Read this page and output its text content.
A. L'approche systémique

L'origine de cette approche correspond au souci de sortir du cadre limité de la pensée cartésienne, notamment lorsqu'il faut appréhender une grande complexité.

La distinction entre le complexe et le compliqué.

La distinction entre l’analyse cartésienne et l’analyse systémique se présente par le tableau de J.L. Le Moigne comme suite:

----------

= Exercise details =
Show the lines of the data that hold the word "cartésienne".

= Solution to this problem =
L'origine de cette approche correspond au souci de sortir du cadre limité de la pensée cartésienne, notamment lorsqu'il faut appréhender une grande complexité.
La distinction entre l’analyse cartésienne et l’analyse systémique se présente par le tableau de J.L. Le Moigne comme suite:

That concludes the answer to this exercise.